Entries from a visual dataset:

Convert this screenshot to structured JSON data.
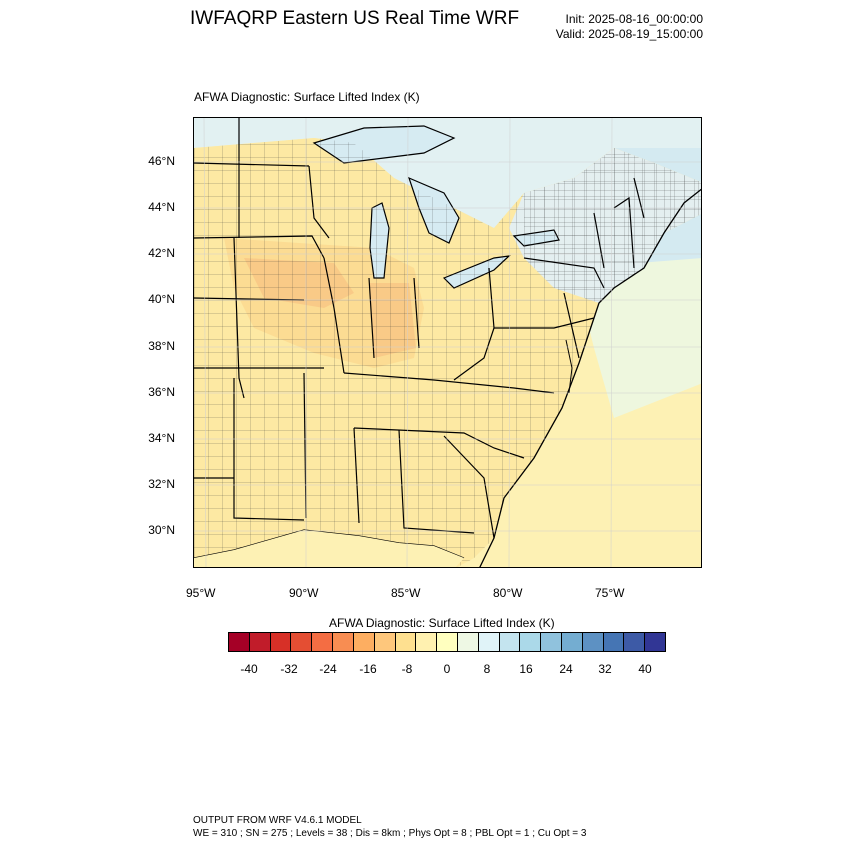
{
  "header": {
    "title": "IWFAQRP Eastern US Real Time WRF",
    "init": "Init: 2025-08-16_00:00:00",
    "valid": "Valid: 2025-08-19_15:00:00"
  },
  "map": {
    "subtitle": "AFWA Diagnostic: Surface Lifted Index   (K)",
    "lat_labels": [
      "46°N",
      "44°N",
      "42°N",
      "40°N",
      "38°N",
      "36°N",
      "34°N",
      "32°N",
      "30°N"
    ],
    "lon_labels": [
      "95°W",
      "90°W",
      "85°W",
      "80°W",
      "75°W"
    ],
    "colors": {
      "land_warm": "#fde9a3",
      "land_warmer": "#fdd487",
      "land_hot": "#f9bc78",
      "lake_cool": "#d6ebf2",
      "ocean_cool": "#d4eaf1",
      "neutral": "#f7f9d8",
      "north_cool": "#e2f1f2"
    }
  },
  "colorbar": {
    "title": "AFWA Diagnostic: Surface Lifted Index  (K)",
    "tick_labels": [
      "-40",
      "-32",
      "-24",
      "-16",
      "-8",
      "0",
      "8",
      "16",
      "24",
      "32",
      "40"
    ],
    "colors": [
      "#a50026",
      "#c11c2a",
      "#d73027",
      "#e44e33",
      "#f46d43",
      "#f88d52",
      "#fdae61",
      "#fec77c",
      "#fee090",
      "#fff1b0",
      "#ffffbf",
      "#eef8e4",
      "#e0f3f8",
      "#c4e4ef",
      "#abd9e9",
      "#90c2dd",
      "#74add1",
      "#5d91c3",
      "#4575b4",
      "#3d5aa6",
      "#313695"
    ]
  },
  "footer": {
    "line1": "OUTPUT FROM WRF V4.6.1 MODEL",
    "line2": "WE = 310 ; SN = 275 ; Levels = 38 ; Dis = 8km ; Phys Opt = 8 ; PBL Opt = 1 ; Cu Opt = 3"
  }
}
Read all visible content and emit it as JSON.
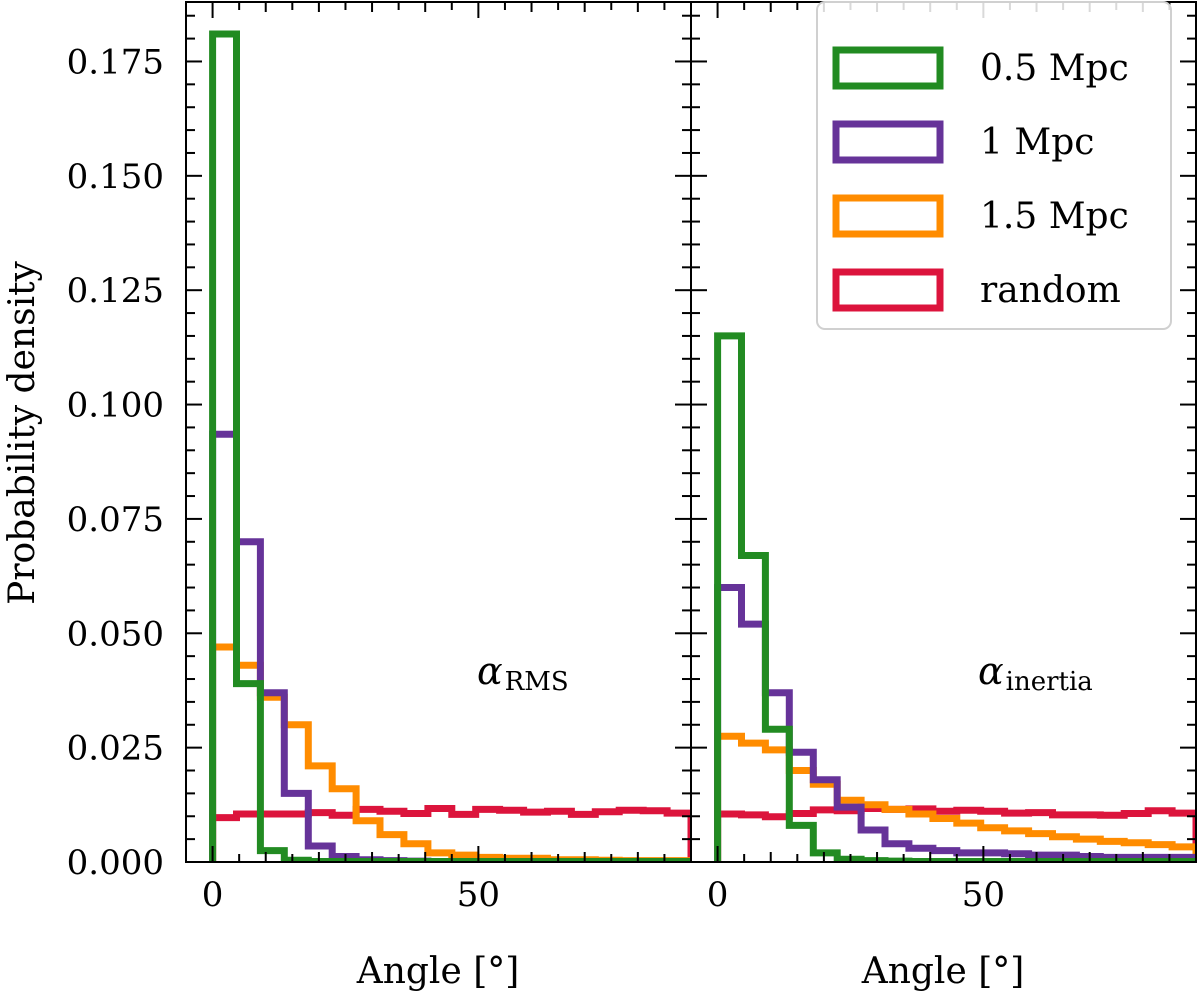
{
  "chart_data": [
    {
      "type": "histogram-step",
      "panel": "left",
      "annotation": {
        "symbol": "α",
        "subscript": "RMS"
      },
      "xlabel": "Angle [°]",
      "ylabel": "Probability density",
      "xlim": [
        -5,
        90
      ],
      "ylim": [
        0,
        0.188
      ],
      "xticks": [
        0,
        50
      ],
      "yticks": [
        "0.000",
        "0.025",
        "0.050",
        "0.075",
        "0.100",
        "0.125",
        "0.150",
        "0.175"
      ],
      "bin_edges": [
        0,
        4.5,
        9,
        13.5,
        18,
        22.5,
        27,
        31.5,
        36,
        40.5,
        45,
        49.5,
        54,
        58.5,
        63,
        67.5,
        72,
        76.5,
        81,
        85.5,
        90
      ],
      "series": [
        {
          "name": "random",
          "color": "#dc143c",
          "values": [
            0.0097,
            0.0105,
            0.0105,
            0.0105,
            0.0108,
            0.0102,
            0.0115,
            0.0111,
            0.0106,
            0.0117,
            0.0104,
            0.0115,
            0.0113,
            0.0109,
            0.0111,
            0.0104,
            0.011,
            0.0113,
            0.0112,
            0.0107
          ]
        },
        {
          "name": "1.5 Mpc",
          "color": "#ff8c00",
          "values": [
            0.047,
            0.043,
            0.036,
            0.03,
            0.021,
            0.016,
            0.009,
            0.006,
            0.004,
            0.002,
            0.0015,
            0.001,
            0.0008,
            0.0008,
            0.0005,
            0.0005,
            0.0004,
            0.0003,
            0.0003,
            0.0003
          ]
        },
        {
          "name": "1 Mpc",
          "color": "#663399",
          "values": [
            0.0935,
            0.07,
            0.037,
            0.015,
            0.0035,
            0.0012,
            0.0005,
            0.0003,
            0.0002,
            0.0001,
            0.0001,
            0.0001,
            0.0001,
            0.0001,
            0.0001,
            0.0001,
            0.0001,
            0.0001,
            0.0001,
            0.0001
          ]
        },
        {
          "name": "0.5 Mpc",
          "color": "#228b22",
          "values": [
            0.181,
            0.039,
            0.0025,
            0.0004,
            0.0001,
            0.0001,
            0.0001,
            0.0001,
            0.0001,
            0.0001,
            0.0001,
            0.0001,
            0.0001,
            0.0001,
            0.0001,
            0.0001,
            0.0001,
            0.0001,
            0.0001,
            0.0001
          ]
        }
      ]
    },
    {
      "type": "histogram-step",
      "panel": "right",
      "annotation": {
        "symbol": "α",
        "subscript": "inertia"
      },
      "xlabel": "Angle [°]",
      "xlim": [
        -5,
        90
      ],
      "ylim": [
        0,
        0.188
      ],
      "xticks": [
        0,
        50
      ],
      "bin_edges": [
        0,
        4.5,
        9,
        13.5,
        18,
        22.5,
        27,
        31.5,
        36,
        40.5,
        45,
        49.5,
        54,
        58.5,
        63,
        67.5,
        72,
        76.5,
        81,
        85.5,
        90
      ],
      "series": [
        {
          "name": "random",
          "color": "#dc143c",
          "values": [
            0.0105,
            0.0103,
            0.0099,
            0.0106,
            0.0114,
            0.0112,
            0.0117,
            0.0115,
            0.0116,
            0.0111,
            0.0113,
            0.0111,
            0.0107,
            0.0108,
            0.0103,
            0.0103,
            0.0102,
            0.0106,
            0.0112,
            0.0107
          ]
        },
        {
          "name": "1.5 Mpc",
          "color": "#ff8c00",
          "values": [
            0.0275,
            0.026,
            0.0245,
            0.02,
            0.017,
            0.0135,
            0.0125,
            0.0115,
            0.0105,
            0.0095,
            0.0085,
            0.0075,
            0.0068,
            0.0062,
            0.0055,
            0.005,
            0.0045,
            0.0042,
            0.0038,
            0.0033
          ]
        },
        {
          "name": "1 Mpc",
          "color": "#663399",
          "values": [
            0.06,
            0.052,
            0.037,
            0.024,
            0.018,
            0.012,
            0.007,
            0.004,
            0.003,
            0.0025,
            0.002,
            0.002,
            0.0018,
            0.0015,
            0.0015,
            0.0012,
            0.001,
            0.001,
            0.001,
            0.001
          ]
        },
        {
          "name": "0.5 Mpc",
          "color": "#228b22",
          "values": [
            0.115,
            0.067,
            0.029,
            0.008,
            0.002,
            0.0006,
            0.0003,
            0.0002,
            0.0001,
            0.0001,
            0.0001,
            0.0001,
            0.0001,
            0.0001,
            0.0001,
            0.0001,
            0.0001,
            0.0001,
            0.0001,
            0.0001
          ]
        }
      ]
    }
  ],
  "legend": {
    "placement": "top-right",
    "entries": [
      {
        "label": "0.5 Mpc",
        "color": "#228b22"
      },
      {
        "label": "1 Mpc",
        "color": "#663399"
      },
      {
        "label": "1.5 Mpc",
        "color": "#ff8c00"
      },
      {
        "label": "random",
        "color": "#dc143c"
      }
    ]
  }
}
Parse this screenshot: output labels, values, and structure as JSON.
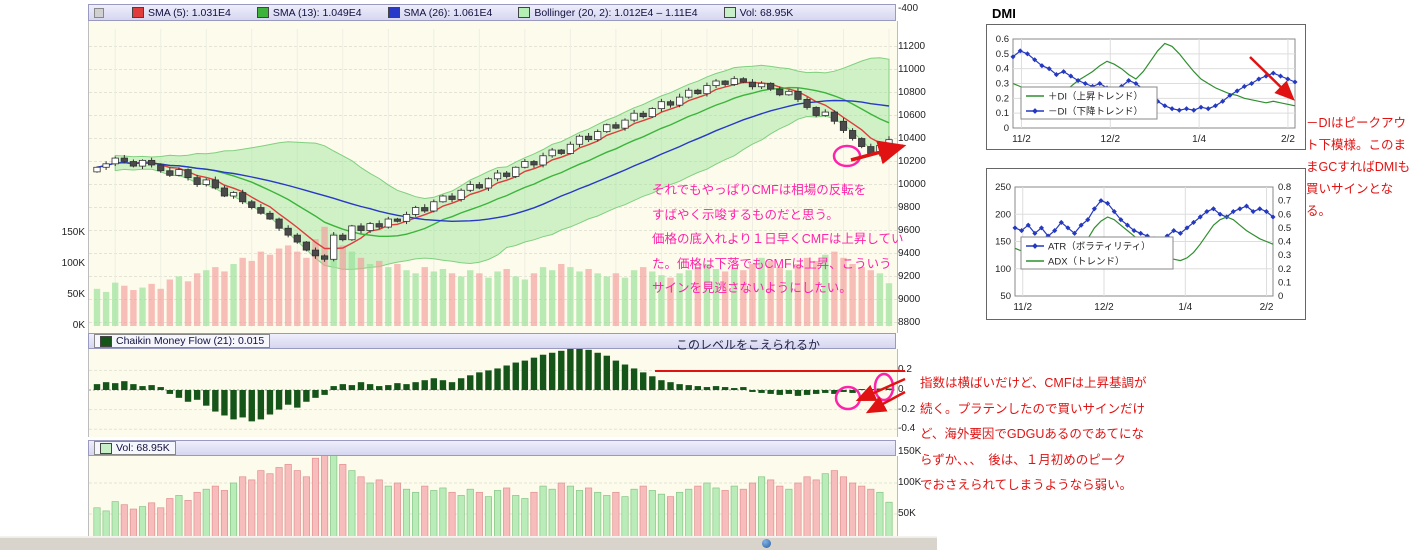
{
  "main_chart": {
    "legend": [
      {
        "label": "SMA (5): 1.031E4",
        "color": "#e03c3c"
      },
      {
        "label": "SMA (13): 1.049E4",
        "color": "#3cb43c"
      },
      {
        "label": "SMA (26): 1.061E4",
        "color": "#2838c8"
      },
      {
        "label": "Bollinger (20, 2): 1.012E4 – 1.11E4",
        "color": "#b4f0b4"
      },
      {
        "label": "Vol: 68.95K",
        "color": "#c8f0c8"
      }
    ],
    "top_axis_label": "-400",
    "price_axis_labels": [
      "11200",
      "11000",
      "10800",
      "10600",
      "10400",
      "10200",
      "10000",
      "9800",
      "9600",
      "9400",
      "9200",
      "9000",
      "8800"
    ],
    "volume_axis_labels": [
      "150K",
      "100K",
      "50K",
      "0K"
    ]
  },
  "cmf_panel": {
    "legend_label": "Chaikin Money Flow (21): 0.015",
    "legend_color": "#16551a",
    "axis_labels": [
      "0.2",
      "0",
      "-0.2",
      "-0.4"
    ]
  },
  "vol_panel": {
    "legend_label": "Vol: 68.95K",
    "legend_color": "#c8f0c8",
    "axis_labels": [
      "150K",
      "100K",
      "50K"
    ]
  },
  "annotations": {
    "pink_color": "#ff22aa",
    "red_color": "#e01212",
    "pink_note_lines": [
      "それでもやっぱりCMFは相場の反転を",
      "すばやく示唆するものだと思う。",
      "価格の底入れより１日早くCMFは上昇してい",
      "た。価格は下落でもCMFは上昇、こういう",
      "サインを見逃さないようにしたい。"
    ],
    "cmf_level_label": "このレベルをこえられるか",
    "dmi_note_lines": [
      "－DIはピークアウ",
      "ト下模様。このま",
      "まGCすればDMIも",
      "買いサインとな",
      "る。"
    ],
    "cmf_note_lines": [
      "指数は横ばいだけど、CMFは上昇基調が",
      "続く。プラテンしたので買いサインだけ",
      "ど、海外要因でGDGUあるのであてにな",
      "らずか、、、　後は、１月初めのピーク",
      "でおさえられてしまうようなら弱い。"
    ]
  },
  "chart_data": [
    {
      "name": "price",
      "type": "candlestick",
      "ylim": [
        8800,
        11300
      ],
      "close": [
        10150,
        10180,
        10230,
        10200,
        10160,
        10210,
        10170,
        10120,
        10080,
        10130,
        10060,
        10000,
        10040,
        9970,
        9900,
        9930,
        9850,
        9800,
        9750,
        9700,
        9620,
        9560,
        9500,
        9430,
        9380,
        9350,
        9560,
        9520,
        9640,
        9600,
        9660,
        9630,
        9700,
        9680,
        9740,
        9800,
        9770,
        9850,
        9900,
        9870,
        9950,
        10000,
        9970,
        10050,
        10100,
        10070,
        10150,
        10200,
        10170,
        10250,
        10300,
        10270,
        10350,
        10420,
        10390,
        10460,
        10520,
        10490,
        10560,
        10620,
        10590,
        10660,
        10720,
        10690,
        10760,
        10820,
        10790,
        10860,
        10900,
        10870,
        10920,
        10890,
        10850,
        10880,
        10830,
        10780,
        10810,
        10740,
        10670,
        10600,
        10630,
        10550,
        10470,
        10400,
        10330,
        10270,
        10340,
        10390
      ],
      "volume_k": [
        60,
        55,
        70,
        65,
        58,
        62,
        68,
        60,
        75,
        80,
        72,
        85,
        90,
        95,
        88,
        100,
        110,
        105,
        120,
        115,
        125,
        130,
        120,
        110,
        140,
        160,
        150,
        130,
        120,
        110,
        100,
        105,
        95,
        100,
        90,
        85,
        95,
        88,
        92,
        85,
        80,
        90,
        85,
        78,
        88,
        92,
        80,
        75,
        85,
        95,
        90,
        100,
        95,
        88,
        92,
        85,
        80,
        85,
        78,
        90,
        95,
        88,
        82,
        78,
        85,
        90,
        95,
        100,
        92,
        88,
        95,
        90,
        100,
        110,
        105,
        95,
        90,
        100,
        110,
        105,
        115,
        120,
        110,
        100,
        95,
        90,
        85,
        69
      ]
    },
    {
      "name": "cmf",
      "type": "bar",
      "ylim": [
        -0.45,
        0.45
      ],
      "level_line": 0.17,
      "values": [
        0.06,
        0.08,
        0.07,
        0.09,
        0.06,
        0.04,
        0.05,
        0.03,
        -0.04,
        -0.08,
        -0.12,
        -0.1,
        -0.16,
        -0.22,
        -0.26,
        -0.3,
        -0.28,
        -0.32,
        -0.3,
        -0.25,
        -0.2,
        -0.15,
        -0.18,
        -0.12,
        -0.08,
        -0.05,
        0.04,
        0.06,
        0.05,
        0.08,
        0.06,
        0.04,
        0.05,
        0.07,
        0.06,
        0.08,
        0.1,
        0.12,
        0.1,
        0.08,
        0.12,
        0.15,
        0.18,
        0.2,
        0.22,
        0.25,
        0.28,
        0.3,
        0.33,
        0.36,
        0.38,
        0.4,
        0.42,
        0.44,
        0.41,
        0.38,
        0.35,
        0.3,
        0.26,
        0.22,
        0.18,
        0.14,
        0.1,
        0.08,
        0.06,
        0.05,
        0.04,
        0.03,
        0.04,
        0.03,
        0.02,
        0.03,
        -0.02,
        -0.03,
        -0.04,
        -0.05,
        -0.04,
        -0.06,
        -0.05,
        -0.04,
        -0.03,
        -0.04,
        -0.02,
        -0.03,
        0.01,
        0.01,
        0.015,
        0.015
      ]
    },
    {
      "name": "volume",
      "type": "bar",
      "unit": "K",
      "ylim_k": [
        0,
        160
      ],
      "values_k": [
        60,
        55,
        70,
        65,
        58,
        62,
        68,
        60,
        75,
        80,
        72,
        85,
        90,
        95,
        88,
        100,
        110,
        105,
        120,
        115,
        125,
        130,
        120,
        110,
        140,
        160,
        150,
        130,
        120,
        110,
        100,
        105,
        95,
        100,
        90,
        85,
        95,
        88,
        92,
        85,
        80,
        90,
        85,
        78,
        88,
        92,
        80,
        75,
        85,
        95,
        90,
        100,
        95,
        88,
        92,
        85,
        80,
        85,
        78,
        90,
        95,
        88,
        82,
        78,
        85,
        90,
        95,
        100,
        92,
        88,
        95,
        90,
        100,
        110,
        105,
        95,
        90,
        100,
        110,
        105,
        115,
        120,
        110,
        100,
        95,
        90,
        85,
        69
      ]
    },
    {
      "name": "dmi",
      "type": "line",
      "title": "DMI",
      "ylim": [
        0,
        0.6
      ],
      "y_tick_labels": [
        "0.6",
        "0.5",
        "0.4",
        "0.3",
        "0.2",
        "0.1",
        "0"
      ],
      "x_tick_labels": [
        "11/2",
        "12/2",
        "1/4",
        "2/2"
      ],
      "series": [
        {
          "name": "＋DI（上昇トレンド）",
          "color": "#2f8f2f",
          "values": [
            0.3,
            0.28,
            0.26,
            0.25,
            0.27,
            0.24,
            0.22,
            0.25,
            0.28,
            0.32,
            0.35,
            0.38,
            0.42,
            0.45,
            0.43,
            0.4,
            0.36,
            0.33,
            0.38,
            0.45,
            0.52,
            0.57,
            0.55,
            0.5,
            0.44,
            0.38,
            0.33,
            0.3,
            0.27,
            0.25,
            0.23,
            0.22,
            0.2,
            0.19,
            0.18,
            0.17,
            0.18,
            0.17,
            0.16,
            0.15
          ]
        },
        {
          "name": "－DI（下降トレンド）",
          "color": "#2438c0",
          "marker": "diamond",
          "values": [
            0.48,
            0.52,
            0.5,
            0.46,
            0.42,
            0.4,
            0.36,
            0.38,
            0.35,
            0.32,
            0.3,
            0.28,
            0.3,
            0.27,
            0.25,
            0.28,
            0.32,
            0.3,
            0.26,
            0.22,
            0.18,
            0.15,
            0.13,
            0.12,
            0.13,
            0.12,
            0.14,
            0.13,
            0.15,
            0.18,
            0.22,
            0.25,
            0.28,
            0.3,
            0.33,
            0.35,
            0.37,
            0.35,
            0.33,
            0.31
          ]
        }
      ]
    },
    {
      "name": "atr_adx",
      "type": "line",
      "left_ylim": [
        50,
        250
      ],
      "right_ylim": [
        0,
        0.8
      ],
      "left_y_tick_labels": [
        "250",
        "200",
        "150",
        "100",
        "50"
      ],
      "right_y_tick_labels": [
        "0.8",
        "0.7",
        "0.6",
        "0.5",
        "0.4",
        "0.3",
        "0.2",
        "0.1",
        "0"
      ],
      "x_tick_labels": [
        "11/2",
        "12/2",
        "1/4",
        "2/2"
      ],
      "series": [
        {
          "name": "ATR（ボラティリティ）",
          "color": "#2438c0",
          "marker": "diamond",
          "axis": "left",
          "values": [
            175,
            170,
            180,
            165,
            175,
            160,
            170,
            185,
            175,
            165,
            180,
            190,
            210,
            225,
            220,
            205,
            190,
            180,
            170,
            165,
            160,
            155,
            150,
            160,
            170,
            165,
            175,
            185,
            195,
            205,
            210,
            200,
            195,
            205,
            210,
            215,
            205,
            210,
            205,
            195
          ]
        },
        {
          "name": "ADX（トレンド）",
          "color": "#2f8f2f",
          "axis": "right",
          "values": [
            0.35,
            0.33,
            0.3,
            0.28,
            0.26,
            0.25,
            0.24,
            0.26,
            0.28,
            0.3,
            0.35,
            0.42,
            0.5,
            0.55,
            0.58,
            0.56,
            0.52,
            0.48,
            0.44,
            0.4,
            0.36,
            0.33,
            0.3,
            0.28,
            0.27,
            0.26,
            0.28,
            0.32,
            0.38,
            0.45,
            0.52,
            0.56,
            0.58,
            0.56,
            0.52,
            0.48,
            0.45,
            0.42,
            0.4,
            0.38
          ]
        }
      ]
    }
  ]
}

Task description | Report all lines of the data that include the word "this".

Response below |
Convert this screenshot to structured JSON data.
Parse this screenshot: output labels, values, and structure as JSON.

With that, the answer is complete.